■ **Task directions**: The records underneath are to be repeated exactly, with the pictures left out.

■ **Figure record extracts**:
-- begin --

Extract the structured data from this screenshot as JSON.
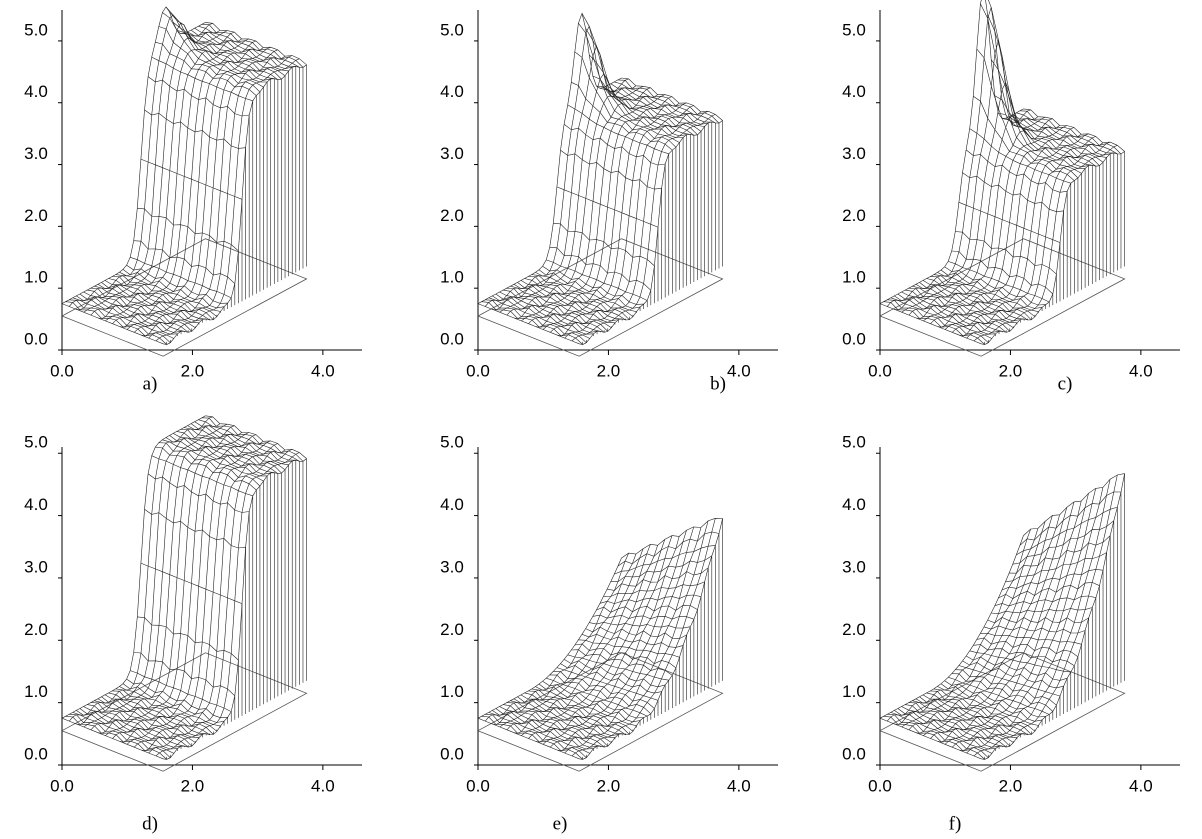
{
  "chart_data": [
    {
      "type": "wireframe",
      "caption": "a)",
      "xlim": [
        0,
        4.6
      ],
      "ylim": [
        0,
        5.5
      ],
      "xticks": [
        {
          "value": 0,
          "label": "0.0"
        },
        {
          "value": 2,
          "label": "2.0"
        },
        {
          "value": 4,
          "label": "4.0"
        }
      ],
      "yticks": [
        {
          "value": 0,
          "label": "0.0"
        },
        {
          "value": 1,
          "label": "1.0"
        },
        {
          "value": 2,
          "label": "2.0"
        },
        {
          "value": 3,
          "label": "3.0"
        },
        {
          "value": 4,
          "label": "4.0"
        },
        {
          "value": 5,
          "label": "5.0"
        }
      ]
    },
    {
      "type": "wireframe",
      "caption": "b)",
      "xlim": [
        0,
        4.6
      ],
      "ylim": [
        0,
        5.5
      ],
      "xticks": [
        {
          "value": 0,
          "label": "0.0"
        },
        {
          "value": 2,
          "label": "2.0"
        },
        {
          "value": 4,
          "label": "4.0"
        }
      ],
      "yticks": [
        {
          "value": 0,
          "label": "0.0"
        },
        {
          "value": 1,
          "label": "1.0"
        },
        {
          "value": 2,
          "label": "2.0"
        },
        {
          "value": 3,
          "label": "3.0"
        },
        {
          "value": 4,
          "label": "4.0"
        },
        {
          "value": 5,
          "label": "5.0"
        }
      ]
    },
    {
      "type": "wireframe",
      "caption": "c)",
      "xlim": [
        0,
        4.6
      ],
      "ylim": [
        0,
        5.5
      ],
      "xticks": [
        {
          "value": 0,
          "label": "0.0"
        },
        {
          "value": 2,
          "label": "2.0"
        },
        {
          "value": 4,
          "label": "4.0"
        }
      ],
      "yticks": [
        {
          "value": 0,
          "label": "0.0"
        },
        {
          "value": 1,
          "label": "1.0"
        },
        {
          "value": 2,
          "label": "2.0"
        },
        {
          "value": 3,
          "label": "3.0"
        },
        {
          "value": 4,
          "label": "4.0"
        },
        {
          "value": 5,
          "label": "5.0"
        }
      ]
    },
    {
      "type": "wireframe",
      "caption": "d)",
      "xlim": [
        0,
        4.6
      ],
      "ylim": [
        0,
        5.1
      ],
      "xticks": [
        {
          "value": 0,
          "label": "0.0"
        },
        {
          "value": 2,
          "label": "2.0"
        },
        {
          "value": 4,
          "label": "4.0"
        }
      ],
      "yticks": [
        {
          "value": 0,
          "label": "0.0"
        },
        {
          "value": 1,
          "label": "1.0"
        },
        {
          "value": 2,
          "label": "2.0"
        },
        {
          "value": 3,
          "label": "3.0"
        },
        {
          "value": 4,
          "label": "4.0"
        },
        {
          "value": 5,
          "label": "5.0"
        }
      ]
    },
    {
      "type": "wireframe",
      "caption": "e)",
      "xlim": [
        0,
        4.6
      ],
      "ylim": [
        0,
        5.1
      ],
      "xticks": [
        {
          "value": 0,
          "label": "0.0"
        },
        {
          "value": 2,
          "label": "2.0"
        },
        {
          "value": 4,
          "label": "4.0"
        }
      ],
      "yticks": [
        {
          "value": 0,
          "label": "0.0"
        },
        {
          "value": 1,
          "label": "1.0"
        },
        {
          "value": 2,
          "label": "2.0"
        },
        {
          "value": 3,
          "label": "3.0"
        },
        {
          "value": 4,
          "label": "4.0"
        },
        {
          "value": 5,
          "label": "5.0"
        }
      ]
    },
    {
      "type": "wireframe",
      "caption": "f)",
      "xlim": [
        0,
        4.6
      ],
      "ylim": [
        0,
        5.1
      ],
      "xticks": [
        {
          "value": 0,
          "label": "0.0"
        },
        {
          "value": 2,
          "label": "2.0"
        },
        {
          "value": 4,
          "label": "4.0"
        }
      ],
      "yticks": [
        {
          "value": 0,
          "label": "0.0"
        },
        {
          "value": 1,
          "label": "1.0"
        },
        {
          "value": 2,
          "label": "2.0"
        },
        {
          "value": 3,
          "label": "3.0"
        },
        {
          "value": 4,
          "label": "4.0"
        },
        {
          "value": 5,
          "label": "5.0"
        }
      ]
    }
  ]
}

-- end --

■ **The answer**:
Extract the structured data from this screenshot as JSON.
{
  "chart_data": [
    {
      "type": "wireframe",
      "caption": "a)",
      "xlim": [
        0,
        4.6
      ],
      "ylim": [
        0,
        5.5
      ],
      "xticks": [
        {
          "value": 0,
          "label": "0.0"
        },
        {
          "value": 2,
          "label": "2.0"
        },
        {
          "value": 4,
          "label": "4.0"
        }
      ],
      "yticks": [
        {
          "value": 0,
          "label": "0.0"
        },
        {
          "value": 1,
          "label": "1.0"
        },
        {
          "value": 2,
          "label": "2.0"
        },
        {
          "value": 3,
          "label": "3.0"
        },
        {
          "value": 4,
          "label": "4.0"
        },
        {
          "value": 5,
          "label": "5.0"
        }
      ]
    },
    {
      "type": "wireframe",
      "caption": "b)",
      "xlim": [
        0,
        4.6
      ],
      "ylim": [
        0,
        5.5
      ],
      "xticks": [
        {
          "value": 0,
          "label": "0.0"
        },
        {
          "value": 2,
          "label": "2.0"
        },
        {
          "value": 4,
          "label": "4.0"
        }
      ],
      "yticks": [
        {
          "value": 0,
          "label": "0.0"
        },
        {
          "value": 1,
          "label": "1.0"
        },
        {
          "value": 2,
          "label": "2.0"
        },
        {
          "value": 3,
          "label": "3.0"
        },
        {
          "value": 4,
          "label": "4.0"
        },
        {
          "value": 5,
          "label": "5.0"
        }
      ]
    },
    {
      "type": "wireframe",
      "caption": "c)",
      "xlim": [
        0,
        4.6
      ],
      "ylim": [
        0,
        5.5
      ],
      "xticks": [
        {
          "value": 0,
          "label": "0.0"
        },
        {
          "value": 2,
          "label": "2.0"
        },
        {
          "value": 4,
          "label": "4.0"
        }
      ],
      "yticks": [
        {
          "value": 0,
          "label": "0.0"
        },
        {
          "value": 1,
          "label": "1.0"
        },
        {
          "value": 2,
          "label": "2.0"
        },
        {
          "value": 3,
          "label": "3.0"
        },
        {
          "value": 4,
          "label": "4.0"
        },
        {
          "value": 5,
          "label": "5.0"
        }
      ]
    },
    {
      "type": "wireframe",
      "caption": "d)",
      "xlim": [
        0,
        4.6
      ],
      "ylim": [
        0,
        5.1
      ],
      "xticks": [
        {
          "value": 0,
          "label": "0.0"
        },
        {
          "value": 2,
          "label": "2.0"
        },
        {
          "value": 4,
          "label": "4.0"
        }
      ],
      "yticks": [
        {
          "value": 0,
          "label": "0.0"
        },
        {
          "value": 1,
          "label": "1.0"
        },
        {
          "value": 2,
          "label": "2.0"
        },
        {
          "value": 3,
          "label": "3.0"
        },
        {
          "value": 4,
          "label": "4.0"
        },
        {
          "value": 5,
          "label": "5.0"
        }
      ]
    },
    {
      "type": "wireframe",
      "caption": "e)",
      "xlim": [
        0,
        4.6
      ],
      "ylim": [
        0,
        5.1
      ],
      "xticks": [
        {
          "value": 0,
          "label": "0.0"
        },
        {
          "value": 2,
          "label": "2.0"
        },
        {
          "value": 4,
          "label": "4.0"
        }
      ],
      "yticks": [
        {
          "value": 0,
          "label": "0.0"
        },
        {
          "value": 1,
          "label": "1.0"
        },
        {
          "value": 2,
          "label": "2.0"
        },
        {
          "value": 3,
          "label": "3.0"
        },
        {
          "value": 4,
          "label": "4.0"
        },
        {
          "value": 5,
          "label": "5.0"
        }
      ]
    },
    {
      "type": "wireframe",
      "caption": "f)",
      "xlim": [
        0,
        4.6
      ],
      "ylim": [
        0,
        5.1
      ],
      "xticks": [
        {
          "value": 0,
          "label": "0.0"
        },
        {
          "value": 2,
          "label": "2.0"
        },
        {
          "value": 4,
          "label": "4.0"
        }
      ],
      "yticks": [
        {
          "value": 0,
          "label": "0.0"
        },
        {
          "value": 1,
          "label": "1.0"
        },
        {
          "value": 2,
          "label": "2.0"
        },
        {
          "value": 3,
          "label": "3.0"
        },
        {
          "value": 4,
          "label": "4.0"
        },
        {
          "value": 5,
          "label": "5.0"
        }
      ]
    }
  ]
}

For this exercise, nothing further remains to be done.